------ Task input

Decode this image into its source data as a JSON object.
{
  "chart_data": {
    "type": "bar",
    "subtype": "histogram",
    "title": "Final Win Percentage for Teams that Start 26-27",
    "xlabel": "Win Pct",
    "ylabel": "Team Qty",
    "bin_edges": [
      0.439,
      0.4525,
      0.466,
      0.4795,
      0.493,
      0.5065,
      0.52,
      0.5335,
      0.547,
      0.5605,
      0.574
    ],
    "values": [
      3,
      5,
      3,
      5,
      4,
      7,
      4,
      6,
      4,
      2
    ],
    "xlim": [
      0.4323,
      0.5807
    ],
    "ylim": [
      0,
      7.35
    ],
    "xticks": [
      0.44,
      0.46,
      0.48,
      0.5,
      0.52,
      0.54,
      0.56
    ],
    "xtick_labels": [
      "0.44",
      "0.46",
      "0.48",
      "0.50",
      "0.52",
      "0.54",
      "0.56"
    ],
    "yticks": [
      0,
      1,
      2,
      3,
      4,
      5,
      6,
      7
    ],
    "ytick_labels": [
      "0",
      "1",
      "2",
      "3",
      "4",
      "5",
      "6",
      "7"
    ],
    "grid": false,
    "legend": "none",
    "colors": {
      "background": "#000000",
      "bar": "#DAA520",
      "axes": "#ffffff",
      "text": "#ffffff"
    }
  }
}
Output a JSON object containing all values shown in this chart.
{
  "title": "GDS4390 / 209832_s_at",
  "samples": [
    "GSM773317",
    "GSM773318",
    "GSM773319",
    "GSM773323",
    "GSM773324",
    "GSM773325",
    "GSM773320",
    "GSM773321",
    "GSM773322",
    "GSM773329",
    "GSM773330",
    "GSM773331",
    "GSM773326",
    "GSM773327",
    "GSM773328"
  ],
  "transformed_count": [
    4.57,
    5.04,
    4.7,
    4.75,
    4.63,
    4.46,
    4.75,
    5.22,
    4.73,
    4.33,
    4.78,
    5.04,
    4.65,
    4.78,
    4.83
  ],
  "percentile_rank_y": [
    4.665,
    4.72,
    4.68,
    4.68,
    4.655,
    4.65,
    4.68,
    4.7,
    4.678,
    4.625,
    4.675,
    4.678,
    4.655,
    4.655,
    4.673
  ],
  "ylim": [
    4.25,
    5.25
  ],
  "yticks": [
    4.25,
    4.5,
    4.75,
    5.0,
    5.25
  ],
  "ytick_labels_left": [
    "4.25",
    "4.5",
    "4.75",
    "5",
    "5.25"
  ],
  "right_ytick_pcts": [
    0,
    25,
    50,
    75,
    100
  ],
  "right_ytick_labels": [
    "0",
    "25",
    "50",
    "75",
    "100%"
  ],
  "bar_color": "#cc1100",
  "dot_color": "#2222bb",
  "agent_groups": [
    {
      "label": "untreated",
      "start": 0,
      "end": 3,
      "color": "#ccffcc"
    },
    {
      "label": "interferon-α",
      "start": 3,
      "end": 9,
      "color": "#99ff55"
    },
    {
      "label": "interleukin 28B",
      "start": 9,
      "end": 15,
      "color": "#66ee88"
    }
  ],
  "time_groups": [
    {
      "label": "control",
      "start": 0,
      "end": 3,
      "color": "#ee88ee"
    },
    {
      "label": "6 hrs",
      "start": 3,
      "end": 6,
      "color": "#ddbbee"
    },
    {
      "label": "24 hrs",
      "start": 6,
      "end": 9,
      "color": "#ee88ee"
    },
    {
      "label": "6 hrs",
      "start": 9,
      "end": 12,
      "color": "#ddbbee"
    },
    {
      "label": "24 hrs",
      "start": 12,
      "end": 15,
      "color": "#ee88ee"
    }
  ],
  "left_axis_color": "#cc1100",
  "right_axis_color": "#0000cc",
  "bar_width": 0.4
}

------------

> _What you need to do_
Restate each record exactly as written.

> _Solved problem_
Decode this image into its source data as a JSON object.
{
  "chart_data": {
    "type": "bar",
    "subtype": "histogram",
    "title": "Final Win Percentage for Teams that Start 26-27",
    "xlabel": "Win Pct",
    "ylabel": "Team Qty",
    "bin_edges": [
      0.439,
      0.4525,
      0.466,
      0.4795,
      0.493,
      0.5065,
      0.52,
      0.5335,
      0.547,
      0.5605,
      0.574
    ],
    "values": [
      3,
      5,
      3,
      5,
      4,
      7,
      4,
      6,
      4,
      2
    ],
    "xlim": [
      0.4323,
      0.5807
    ],
    "ylim": [
      0,
      7.35
    ],
    "xticks": [
      0.44,
      0.46,
      0.48,
      0.5,
      0.52,
      0.54,
      0.56
    ],
    "xtick_labels": [
      "0.44",
      "0.46",
      "0.48",
      "0.50",
      "0.52",
      "0.54",
      "0.56"
    ],
    "yticks": [
      0,
      1,
      2,
      3,
      4,
      5,
      6,
      7
    ],
    "ytick_labels": [
      "0",
      "1",
      "2",
      "3",
      "4",
      "5",
      "6",
      "7"
    ],
    "grid": false,
    "legend": "none",
    "colors": {
      "background": "#000000",
      "bar": "#DAA520",
      "axes": "#ffffff",
      "text": "#ffffff"
    }
  }
}
Output a JSON object containing all values shown in this chart.
{
  "title": "GDS4390 / 209832_s_at",
  "samples": [
    "GSM773317",
    "GSM773318",
    "GSM773319",
    "GSM773323",
    "GSM773324",
    "GSM773325",
    "GSM773320",
    "GSM773321",
    "GSM773322",
    "GSM773329",
    "GSM773330",
    "GSM773331",
    "GSM773326",
    "GSM773327",
    "GSM773328"
  ],
  "transformed_count": [
    4.57,
    5.04,
    4.7,
    4.75,
    4.63,
    4.46,
    4.75,
    5.22,
    4.73,
    4.33,
    4.78,
    5.04,
    4.65,
    4.78,
    4.83
  ],
  "percentile_rank_y": [
    4.665,
    4.72,
    4.68,
    4.68,
    4.655,
    4.65,
    4.68,
    4.7,
    4.678,
    4.625,
    4.675,
    4.678,
    4.655,
    4.655,
    4.673
  ],
  "ylim": [
    4.25,
    5.25
  ],
  "yticks": [
    4.25,
    4.5,
    4.75,
    5.0,
    5.25
  ],
  "ytick_labels_left": [
    "4.25",
    "4.5",
    "4.75",
    "5",
    "5.25"
  ],
  "right_ytick_pcts": [
    0,
    25,
    50,
    75,
    100
  ],
  "right_ytick_labels": [
    "0",
    "25",
    "50",
    "75",
    "100%"
  ],
  "bar_color": "#cc1100",
  "dot_color": "#2222bb",
  "agent_groups": [
    {
      "label": "untreated",
      "start": 0,
      "end": 3,
      "color": "#ccffcc"
    },
    {
      "label": "interferon-α",
      "start": 3,
      "end": 9,
      "color": "#99ff55"
    },
    {
      "label": "interleukin 28B",
      "start": 9,
      "end": 15,
      "color": "#66ee88"
    }
  ],
  "time_groups": [
    {
      "label": "control",
      "start": 0,
      "end": 3,
      "color": "#ee88ee"
    },
    {
      "label": "6 hrs",
      "start": 3,
      "end": 6,
      "color": "#ddbbee"
    },
    {
      "label": "24 hrs",
      "start": 6,
      "end": 9,
      "color": "#ee88ee"
    },
    {
      "label": "6 hrs",
      "start": 9,
      "end": 12,
      "color": "#ddbbee"
    },
    {
      "label": "24 hrs",
      "start": 12,
      "end": 15,
      "color": "#ee88ee"
    }
  ],
  "left_axis_color": "#cc1100",
  "right_axis_color": "#0000cc",
  "bar_width": 0.4
}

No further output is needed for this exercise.